• What is expected
Find every line in the records below that holds the word "БЕЗОПАСН", and copy each one.

(Data records)
-*-

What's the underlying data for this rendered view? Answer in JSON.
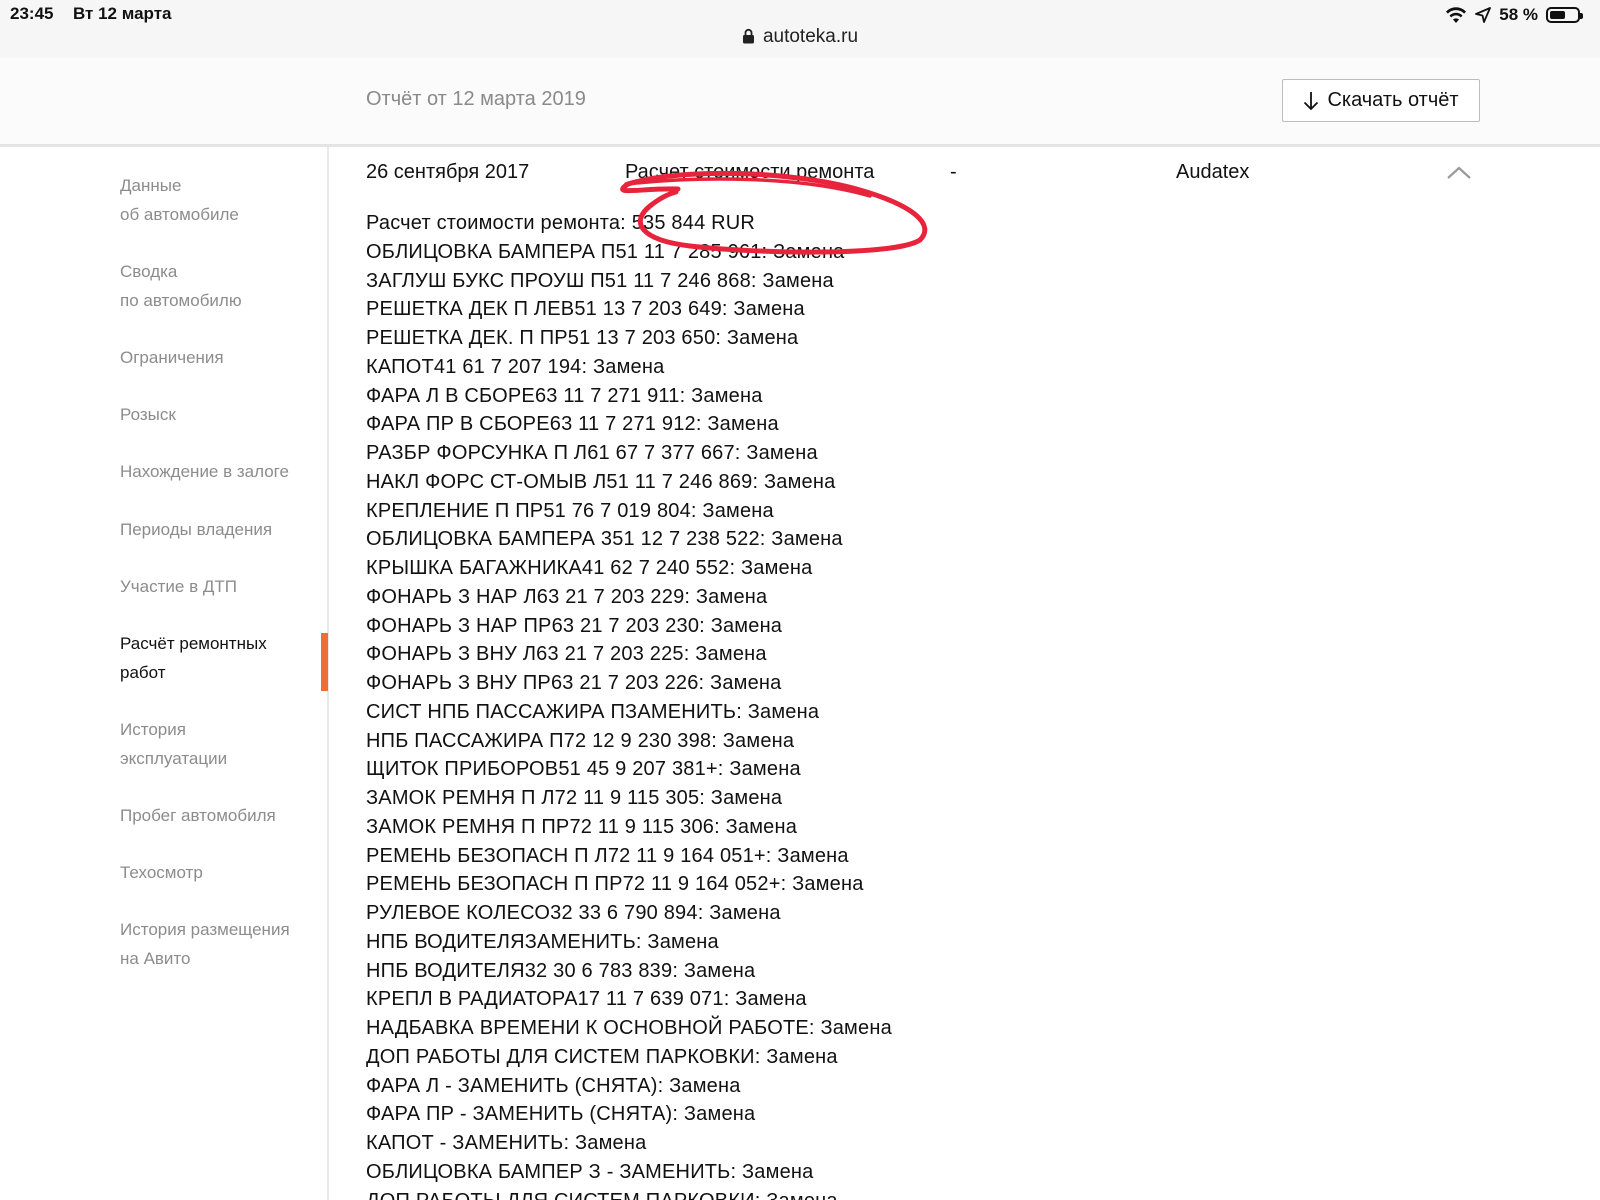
{
  "status_bar": {
    "time": "23:45",
    "date": "Вт 12 марта",
    "battery": "58 %",
    "battery_level": 0.58
  },
  "browser": {
    "url": "autoteka.ru"
  },
  "header": {
    "report_date": "Отчёт от 12 марта 2019",
    "download_label": "Скачать отчёт"
  },
  "sidebar": {
    "items": [
      {
        "line1": "Данные",
        "line2": "об автомобиле"
      },
      {
        "line1": "Сводка",
        "line2": "по автомобилю"
      },
      {
        "line1": "Ограничения",
        "line2": ""
      },
      {
        "line1": "Розыск",
        "line2": ""
      },
      {
        "line1": "Нахождение в залоге",
        "line2": ""
      },
      {
        "line1": "Периоды владения",
        "line2": ""
      },
      {
        "line1": "Участие в ДТП",
        "line2": ""
      },
      {
        "line1": "Расчёт ремонтных",
        "line2": "работ"
      },
      {
        "line1": "История",
        "line2": "эксплуатации"
      },
      {
        "line1": "Пробег автомобиля",
        "line2": ""
      },
      {
        "line1": "Техосмотр",
        "line2": ""
      },
      {
        "line1": "История размещения",
        "line2": "на Авито"
      }
    ]
  },
  "record": {
    "date": "26 сентября 2017",
    "type": "Расчет стоимости ремонта",
    "dash": "-",
    "source": "Audatex",
    "lines": [
      "Расчет стоимости ремонта: 535 844 RUR",
      "ОБЛИЦОВКА БАМПЕРА П51 11 7 285 961: Замена",
      "ЗАГЛУШ БУКС ПРОУШ П51 11 7 246 868: Замена",
      "РЕШЕТКА ДЕК П ЛЕВ51 13 7 203 649: Замена",
      "РЕШЕТКА ДЕК. П ПР51 13 7 203 650: Замена",
      "КАПОТ41 61 7 207 194: Замена",
      "ФАРА Л В СБОРЕ63 11 7 271 911: Замена",
      "ФАРА ПР В СБОРЕ63 11 7 271 912: Замена",
      "РАЗБР ФОРСУНКА П Л61 67 7 377 667: Замена",
      "НАКЛ ФОРС СТ-ОМЫВ Л51 11 7 246 869: Замена",
      "КРЕПЛЕНИЕ П ПР51 76 7 019 804: Замена",
      "ОБЛИЦОВКА БАМПЕРА 351 12 7 238 522: Замена",
      "КРЫШКА БАГАЖНИКА41 62 7 240 552: Замена",
      "ФОНАРЬ З НАР Л63 21 7 203 229: Замена",
      "ФОНАРЬ З НАР ПР63 21 7 203 230: Замена",
      "ФОНАРЬ З ВНУ Л63 21 7 203 225: Замена",
      "ФОНАРЬ З ВНУ ПР63 21 7 203 226: Замена",
      "СИСТ НПБ ПАССАЖИРА ПЗАМЕНИТЬ: Замена",
      "НПБ ПАССАЖИРА П72 12 9 230 398: Замена",
      "ЩИТОК ПРИБОРОВ51 45 9 207 381+: Замена",
      "ЗАМОК РЕМНЯ П Л72 11 9 115 305: Замена",
      "ЗАМОК РЕМНЯ П ПР72 11 9 115 306: Замена",
      "РЕМЕНЬ БЕЗОПАСН П Л72 11 9 164 051+: Замена",
      "РЕМЕНЬ БЕЗОПАСН П ПР72 11 9 164 052+: Замена",
      "РУЛЕВОЕ КОЛЕСО32 33 6 790 894: Замена",
      "НПБ ВОДИТЕЛЯЗАМЕНИТЬ: Замена",
      "НПБ ВОДИТЕЛЯ32 30 6 783 839: Замена",
      "КРЕПЛ В РАДИАТОРА17 11 7 639 071: Замена",
      "НАДБАВКА ВРЕМЕНИ К ОСНОВНОЙ РАБОТЕ: Замена",
      "ДОП РАБОТЫ ДЛЯ СИСТЕМ ПАРКОВКИ: Замена",
      "ФАРА Л - ЗАМЕНИТЬ (СНЯТА): Замена",
      "ФАРА ПР - ЗАМЕНИТЬ (СНЯТА): Замена",
      "КАПОТ - ЗАМЕНИТЬ: Замена",
      "ОБЛИЦОВКА БАМПЕР З - ЗАМЕНИТЬ: Замена",
      "ДОП РАБОТЫ ДЛЯ СИСТЕМ ПАРКОВКИ: Замена"
    ]
  },
  "colors": {
    "accent": "#f26b3a",
    "annotation": "#e8243c",
    "muted_text": "#8c8c8c"
  }
}
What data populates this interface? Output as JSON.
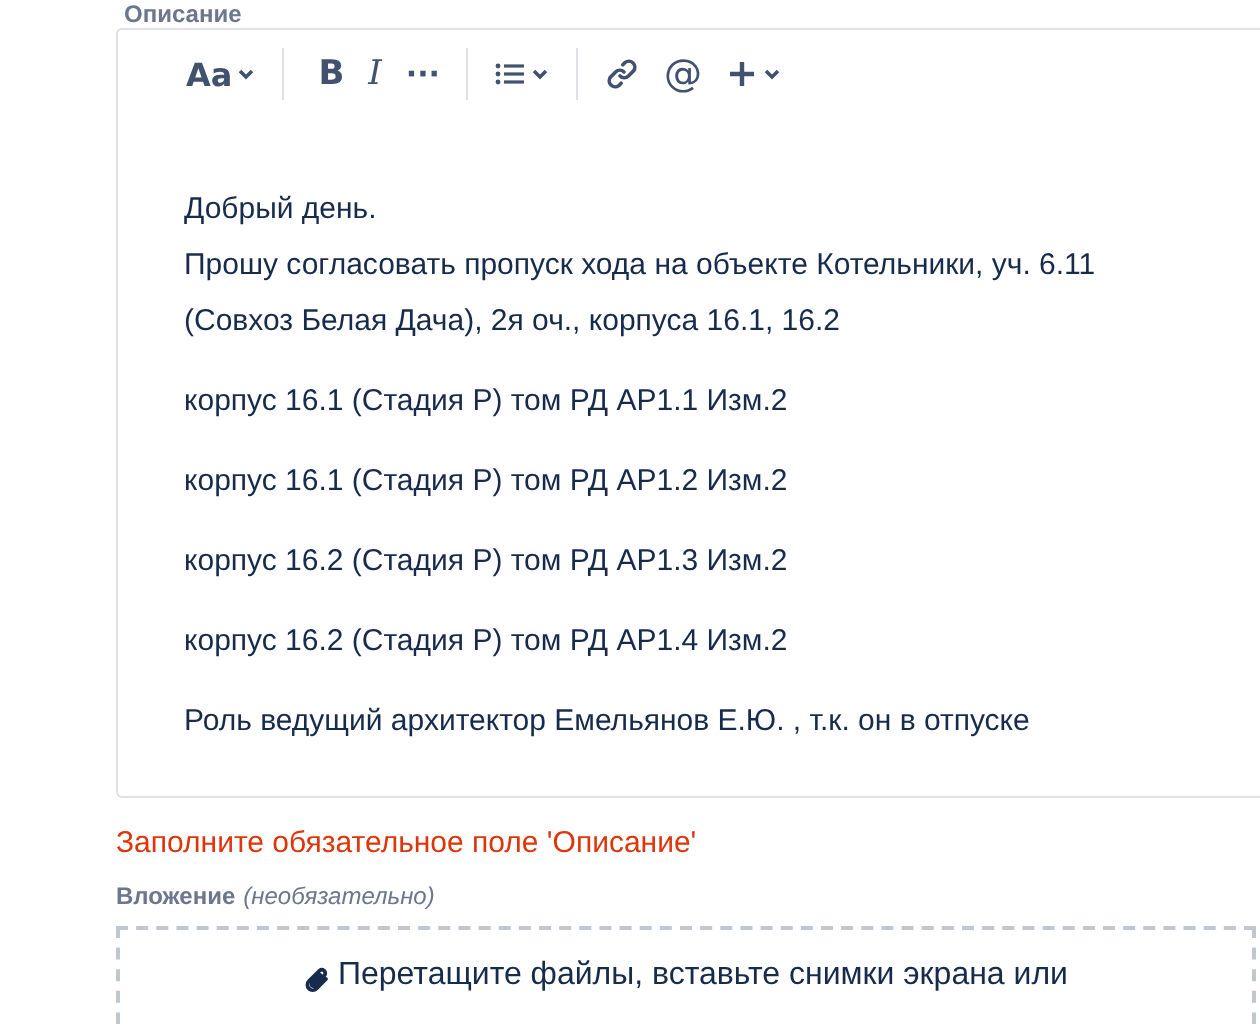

-*-

• Completed exercise
      "РЕМЕНЬ БЕЗОПАСН П Л72 11 9 164 051+: Замена",
      "РЕМЕНЬ БЕЗОПАСН П ПР72 11 9 164 052+: Замена",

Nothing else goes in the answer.